● RECORDED INFORMATION:
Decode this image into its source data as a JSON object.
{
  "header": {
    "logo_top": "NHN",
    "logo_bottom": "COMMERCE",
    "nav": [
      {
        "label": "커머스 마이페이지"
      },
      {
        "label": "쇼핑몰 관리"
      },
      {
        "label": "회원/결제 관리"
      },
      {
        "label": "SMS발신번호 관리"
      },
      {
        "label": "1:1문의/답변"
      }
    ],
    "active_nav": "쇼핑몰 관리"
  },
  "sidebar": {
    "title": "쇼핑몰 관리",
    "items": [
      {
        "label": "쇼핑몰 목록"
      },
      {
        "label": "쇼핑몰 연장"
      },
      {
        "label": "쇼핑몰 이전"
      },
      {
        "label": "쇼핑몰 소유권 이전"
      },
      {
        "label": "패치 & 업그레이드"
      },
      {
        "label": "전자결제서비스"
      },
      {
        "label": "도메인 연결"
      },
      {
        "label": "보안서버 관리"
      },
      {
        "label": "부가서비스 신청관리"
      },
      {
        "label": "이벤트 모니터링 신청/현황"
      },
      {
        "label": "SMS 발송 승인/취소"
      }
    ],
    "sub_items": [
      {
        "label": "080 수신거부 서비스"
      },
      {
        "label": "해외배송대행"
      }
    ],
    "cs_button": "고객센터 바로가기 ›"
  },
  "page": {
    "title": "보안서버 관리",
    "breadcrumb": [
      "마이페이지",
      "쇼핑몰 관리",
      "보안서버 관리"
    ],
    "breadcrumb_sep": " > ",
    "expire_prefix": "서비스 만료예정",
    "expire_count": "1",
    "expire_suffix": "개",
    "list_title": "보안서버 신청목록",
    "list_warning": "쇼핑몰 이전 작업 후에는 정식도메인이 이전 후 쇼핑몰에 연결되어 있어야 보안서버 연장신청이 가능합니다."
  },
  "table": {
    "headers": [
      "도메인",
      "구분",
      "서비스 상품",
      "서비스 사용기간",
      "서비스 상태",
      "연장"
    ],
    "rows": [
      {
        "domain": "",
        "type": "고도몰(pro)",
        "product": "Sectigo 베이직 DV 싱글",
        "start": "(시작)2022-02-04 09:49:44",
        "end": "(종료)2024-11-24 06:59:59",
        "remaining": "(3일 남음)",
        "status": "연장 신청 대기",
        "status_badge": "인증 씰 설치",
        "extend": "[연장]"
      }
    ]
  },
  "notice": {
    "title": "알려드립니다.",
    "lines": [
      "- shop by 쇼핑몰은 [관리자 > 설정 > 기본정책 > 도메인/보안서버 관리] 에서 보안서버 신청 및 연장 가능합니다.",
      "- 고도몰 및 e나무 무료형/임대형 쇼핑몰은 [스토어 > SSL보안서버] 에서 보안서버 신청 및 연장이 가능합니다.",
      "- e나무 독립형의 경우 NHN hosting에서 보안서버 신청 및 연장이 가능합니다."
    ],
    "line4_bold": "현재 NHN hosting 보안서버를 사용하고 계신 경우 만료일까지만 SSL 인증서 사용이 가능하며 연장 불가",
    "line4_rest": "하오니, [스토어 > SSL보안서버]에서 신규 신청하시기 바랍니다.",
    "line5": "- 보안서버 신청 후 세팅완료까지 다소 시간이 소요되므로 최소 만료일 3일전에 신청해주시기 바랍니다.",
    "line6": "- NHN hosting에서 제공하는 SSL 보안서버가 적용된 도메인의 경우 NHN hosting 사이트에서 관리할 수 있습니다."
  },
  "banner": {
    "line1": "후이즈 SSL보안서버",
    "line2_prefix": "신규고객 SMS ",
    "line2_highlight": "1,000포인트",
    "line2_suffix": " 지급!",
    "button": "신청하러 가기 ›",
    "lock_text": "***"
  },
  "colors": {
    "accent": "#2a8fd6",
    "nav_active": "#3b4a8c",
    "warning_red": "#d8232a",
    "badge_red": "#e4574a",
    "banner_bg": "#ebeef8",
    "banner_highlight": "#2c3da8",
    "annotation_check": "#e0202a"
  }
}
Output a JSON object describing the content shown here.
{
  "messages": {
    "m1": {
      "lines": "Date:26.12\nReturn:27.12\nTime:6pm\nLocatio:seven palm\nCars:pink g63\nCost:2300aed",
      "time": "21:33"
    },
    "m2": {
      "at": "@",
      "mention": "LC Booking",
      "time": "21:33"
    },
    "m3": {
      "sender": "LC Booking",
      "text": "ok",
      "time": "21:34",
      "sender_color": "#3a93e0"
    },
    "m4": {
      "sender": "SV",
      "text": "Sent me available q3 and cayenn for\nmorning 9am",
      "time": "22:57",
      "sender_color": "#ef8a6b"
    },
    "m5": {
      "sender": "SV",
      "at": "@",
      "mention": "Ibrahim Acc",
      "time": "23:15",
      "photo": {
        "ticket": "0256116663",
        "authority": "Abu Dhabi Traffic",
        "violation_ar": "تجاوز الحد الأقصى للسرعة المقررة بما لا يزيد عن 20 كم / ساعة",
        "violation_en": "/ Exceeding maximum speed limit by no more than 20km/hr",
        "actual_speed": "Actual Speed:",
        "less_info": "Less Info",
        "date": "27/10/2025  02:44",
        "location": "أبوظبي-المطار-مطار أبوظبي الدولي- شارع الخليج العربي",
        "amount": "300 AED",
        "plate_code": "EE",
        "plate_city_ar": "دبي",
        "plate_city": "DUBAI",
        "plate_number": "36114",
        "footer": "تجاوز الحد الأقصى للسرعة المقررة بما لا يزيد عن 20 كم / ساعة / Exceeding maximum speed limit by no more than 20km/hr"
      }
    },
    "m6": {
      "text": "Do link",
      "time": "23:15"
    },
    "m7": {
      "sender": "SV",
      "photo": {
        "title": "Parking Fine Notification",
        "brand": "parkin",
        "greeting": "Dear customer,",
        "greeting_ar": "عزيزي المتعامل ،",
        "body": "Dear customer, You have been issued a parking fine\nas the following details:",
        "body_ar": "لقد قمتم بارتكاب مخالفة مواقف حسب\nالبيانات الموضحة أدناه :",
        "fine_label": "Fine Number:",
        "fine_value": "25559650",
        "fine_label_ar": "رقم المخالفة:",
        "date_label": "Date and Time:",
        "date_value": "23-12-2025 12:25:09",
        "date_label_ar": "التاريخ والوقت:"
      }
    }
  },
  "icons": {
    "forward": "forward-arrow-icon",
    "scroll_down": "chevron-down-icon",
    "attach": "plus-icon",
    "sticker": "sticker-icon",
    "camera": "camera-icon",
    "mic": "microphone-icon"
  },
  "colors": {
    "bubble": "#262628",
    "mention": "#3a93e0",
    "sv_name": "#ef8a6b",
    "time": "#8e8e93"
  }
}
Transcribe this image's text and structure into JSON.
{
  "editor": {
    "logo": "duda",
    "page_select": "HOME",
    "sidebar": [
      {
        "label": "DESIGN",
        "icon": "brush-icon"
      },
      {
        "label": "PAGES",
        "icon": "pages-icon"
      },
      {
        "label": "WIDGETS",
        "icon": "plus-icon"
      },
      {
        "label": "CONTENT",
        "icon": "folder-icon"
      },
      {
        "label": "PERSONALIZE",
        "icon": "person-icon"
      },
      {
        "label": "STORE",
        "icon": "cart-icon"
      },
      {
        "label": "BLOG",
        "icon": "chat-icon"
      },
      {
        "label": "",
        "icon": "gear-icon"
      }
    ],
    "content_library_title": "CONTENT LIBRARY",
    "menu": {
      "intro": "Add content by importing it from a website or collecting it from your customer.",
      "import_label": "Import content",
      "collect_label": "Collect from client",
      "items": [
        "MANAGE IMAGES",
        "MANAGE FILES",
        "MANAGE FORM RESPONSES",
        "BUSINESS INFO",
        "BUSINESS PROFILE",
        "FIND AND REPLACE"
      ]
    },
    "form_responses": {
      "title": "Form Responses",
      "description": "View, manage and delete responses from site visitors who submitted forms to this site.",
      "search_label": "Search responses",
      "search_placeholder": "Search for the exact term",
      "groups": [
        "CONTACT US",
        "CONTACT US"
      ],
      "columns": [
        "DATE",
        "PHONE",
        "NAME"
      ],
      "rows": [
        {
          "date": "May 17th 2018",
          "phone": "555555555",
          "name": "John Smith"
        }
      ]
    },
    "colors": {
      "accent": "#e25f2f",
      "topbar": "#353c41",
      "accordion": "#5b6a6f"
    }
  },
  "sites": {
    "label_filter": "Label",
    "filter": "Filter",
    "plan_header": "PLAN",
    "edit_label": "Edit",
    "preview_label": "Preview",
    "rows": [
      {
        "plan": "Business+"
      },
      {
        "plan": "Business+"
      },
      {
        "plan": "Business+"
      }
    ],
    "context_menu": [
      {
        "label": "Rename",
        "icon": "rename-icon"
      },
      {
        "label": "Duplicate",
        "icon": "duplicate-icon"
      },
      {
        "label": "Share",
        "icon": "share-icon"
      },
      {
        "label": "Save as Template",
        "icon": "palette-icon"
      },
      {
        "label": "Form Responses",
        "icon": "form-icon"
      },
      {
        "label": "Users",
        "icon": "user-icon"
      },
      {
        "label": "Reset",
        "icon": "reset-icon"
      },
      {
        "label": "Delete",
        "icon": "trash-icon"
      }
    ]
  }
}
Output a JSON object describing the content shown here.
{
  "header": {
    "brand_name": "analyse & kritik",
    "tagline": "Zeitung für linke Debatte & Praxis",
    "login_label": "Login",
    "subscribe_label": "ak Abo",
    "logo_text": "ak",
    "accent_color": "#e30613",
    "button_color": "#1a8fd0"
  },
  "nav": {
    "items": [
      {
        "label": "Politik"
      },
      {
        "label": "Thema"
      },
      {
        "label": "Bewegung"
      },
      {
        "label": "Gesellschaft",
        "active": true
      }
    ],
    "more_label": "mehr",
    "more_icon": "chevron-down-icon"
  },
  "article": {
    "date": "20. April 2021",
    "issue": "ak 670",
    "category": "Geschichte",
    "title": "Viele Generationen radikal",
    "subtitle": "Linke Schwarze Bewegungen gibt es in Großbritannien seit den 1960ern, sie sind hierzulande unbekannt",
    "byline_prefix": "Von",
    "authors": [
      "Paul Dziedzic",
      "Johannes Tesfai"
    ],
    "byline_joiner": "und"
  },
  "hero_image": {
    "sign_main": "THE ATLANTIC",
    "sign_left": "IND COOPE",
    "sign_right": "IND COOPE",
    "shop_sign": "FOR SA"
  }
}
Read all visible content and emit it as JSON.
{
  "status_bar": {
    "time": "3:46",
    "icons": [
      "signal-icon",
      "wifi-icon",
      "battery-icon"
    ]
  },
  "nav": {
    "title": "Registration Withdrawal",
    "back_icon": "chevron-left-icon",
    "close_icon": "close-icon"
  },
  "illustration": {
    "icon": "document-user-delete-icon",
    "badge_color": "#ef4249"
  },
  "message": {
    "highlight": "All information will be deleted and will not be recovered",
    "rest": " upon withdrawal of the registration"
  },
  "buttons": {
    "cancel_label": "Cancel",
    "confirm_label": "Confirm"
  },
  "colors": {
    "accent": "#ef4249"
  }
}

● WHAT NEEDS TO BE DONE: Copy out every line with the word "الأقصى".

● SOLUTION:
        "violation_ar": "تجاوز الحد الأقصى للسرعة المقررة بما لا يزيد عن 20 كم / ساعة",
        "footer": "تجاوز الحد الأقصى للسرعة المقررة بما لا يزيد عن 20 كم / ساعة / Exceeding maximum speed limit by no more than 20km/hr"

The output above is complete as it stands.